Recorded data:
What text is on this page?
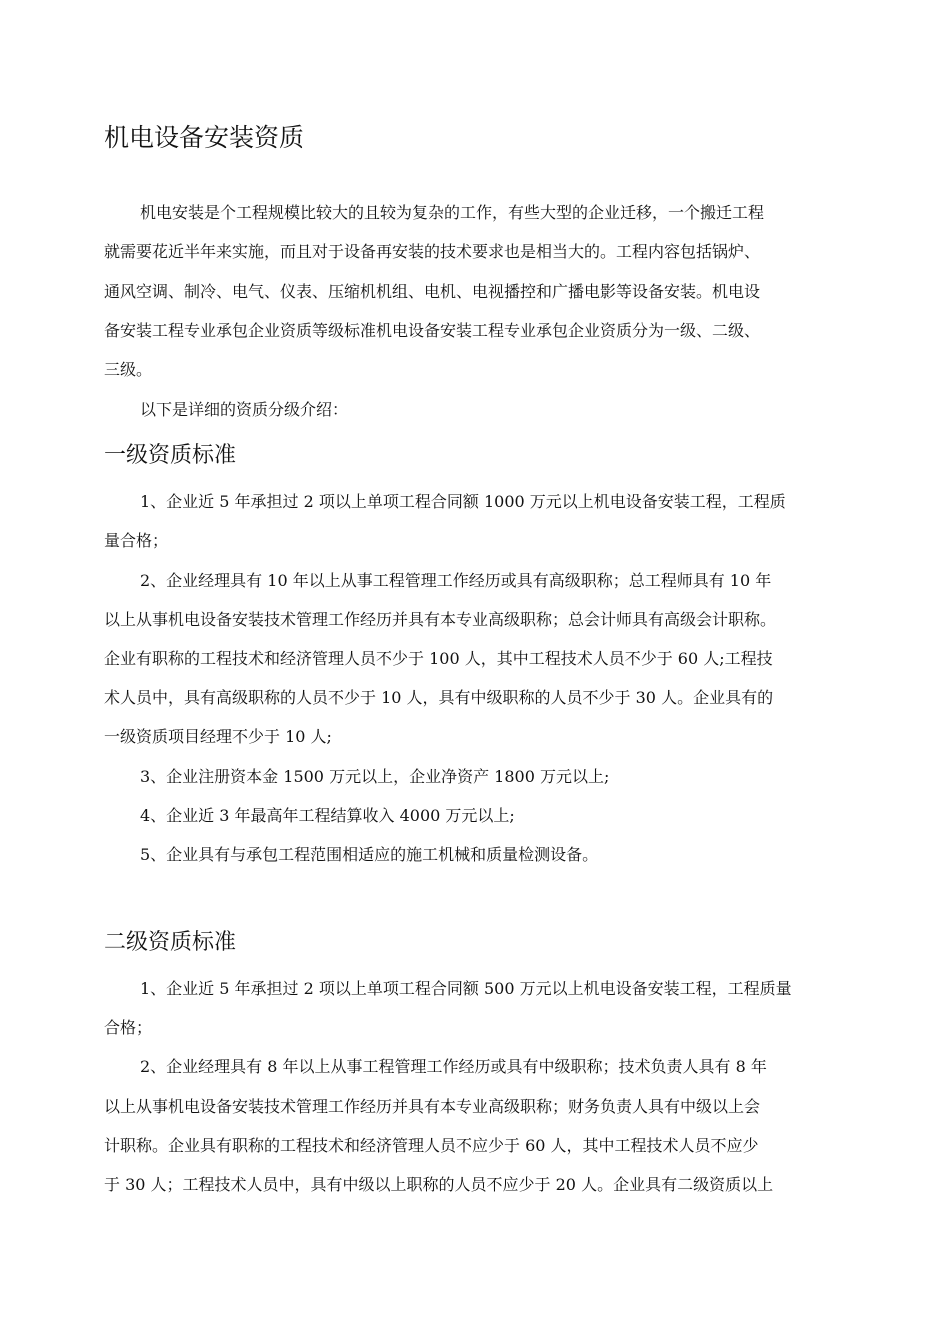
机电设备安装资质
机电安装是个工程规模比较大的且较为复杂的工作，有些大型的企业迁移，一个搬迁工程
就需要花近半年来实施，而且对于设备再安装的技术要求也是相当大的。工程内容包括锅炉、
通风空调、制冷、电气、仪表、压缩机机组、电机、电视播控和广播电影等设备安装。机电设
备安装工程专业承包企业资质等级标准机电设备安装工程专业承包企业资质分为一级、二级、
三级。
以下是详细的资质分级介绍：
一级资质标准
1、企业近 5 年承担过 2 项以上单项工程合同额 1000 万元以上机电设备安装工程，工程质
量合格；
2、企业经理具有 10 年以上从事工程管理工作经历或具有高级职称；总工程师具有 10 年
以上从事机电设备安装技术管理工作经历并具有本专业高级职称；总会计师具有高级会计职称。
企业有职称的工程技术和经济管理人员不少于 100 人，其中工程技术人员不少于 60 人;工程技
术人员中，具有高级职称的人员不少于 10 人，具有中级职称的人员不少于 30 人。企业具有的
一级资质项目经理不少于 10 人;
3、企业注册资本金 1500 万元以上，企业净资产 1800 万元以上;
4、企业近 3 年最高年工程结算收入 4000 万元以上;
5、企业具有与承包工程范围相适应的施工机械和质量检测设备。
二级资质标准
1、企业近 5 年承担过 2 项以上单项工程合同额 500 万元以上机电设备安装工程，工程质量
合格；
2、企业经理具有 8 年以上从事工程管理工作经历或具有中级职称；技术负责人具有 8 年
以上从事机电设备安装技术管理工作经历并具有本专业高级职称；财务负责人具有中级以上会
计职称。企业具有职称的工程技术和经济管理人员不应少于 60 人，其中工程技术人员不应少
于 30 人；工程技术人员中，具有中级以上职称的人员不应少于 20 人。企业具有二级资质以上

Aim of the exercise: Without including the pictures, reproduce all entries exactly.

Response to this task:
What text is on this page?
机电设备安装资质
机电安装是个工程规模比较大的且较为复杂的工作，有些大型的企业迁移，一个搬迁工程
就需要花近半年来实施，而且对于设备再安装的技术要求也是相当大的。工程内容包括锅炉、
通风空调、制冷、电气、仪表、压缩机机组、电机、电视播控和广播电影等设备安装。机电设
备安装工程专业承包企业资质等级标准机电设备安装工程专业承包企业资质分为一级、二级、
三级。
以下是详细的资质分级介绍：
一级资质标准
1、企业近 5 年承担过 2 项以上单项工程合同额 1000 万元以上机电设备安装工程，工程质
量合格；
2、企业经理具有 10 年以上从事工程管理工作经历或具有高级职称；总工程师具有 10 年
以上从事机电设备安装技术管理工作经历并具有本专业高级职称；总会计师具有高级会计职称。
企业有职称的工程技术和经济管理人员不少于 100 人，其中工程技术人员不少于 60 人;工程技
术人员中，具有高级职称的人员不少于 10 人，具有中级职称的人员不少于 30 人。企业具有的
一级资质项目经理不少于 10 人;
3、企业注册资本金 1500 万元以上，企业净资产 1800 万元以上;
4、企业近 3 年最高年工程结算收入 4000 万元以上;
5、企业具有与承包工程范围相适应的施工机械和质量检测设备。
二级资质标准
1、企业近 5 年承担过 2 项以上单项工程合同额 500 万元以上机电设备安装工程，工程质量
合格；
2、企业经理具有 8 年以上从事工程管理工作经历或具有中级职称；技术负责人具有 8 年
以上从事机电设备安装技术管理工作经历并具有本专业高级职称；财务负责人具有中级以上会
计职称。企业具有职称的工程技术和经济管理人员不应少于 60 人，其中工程技术人员不应少
于 30 人；工程技术人员中，具有中级以上职称的人员不应少于 20 人。企业具有二级资质以上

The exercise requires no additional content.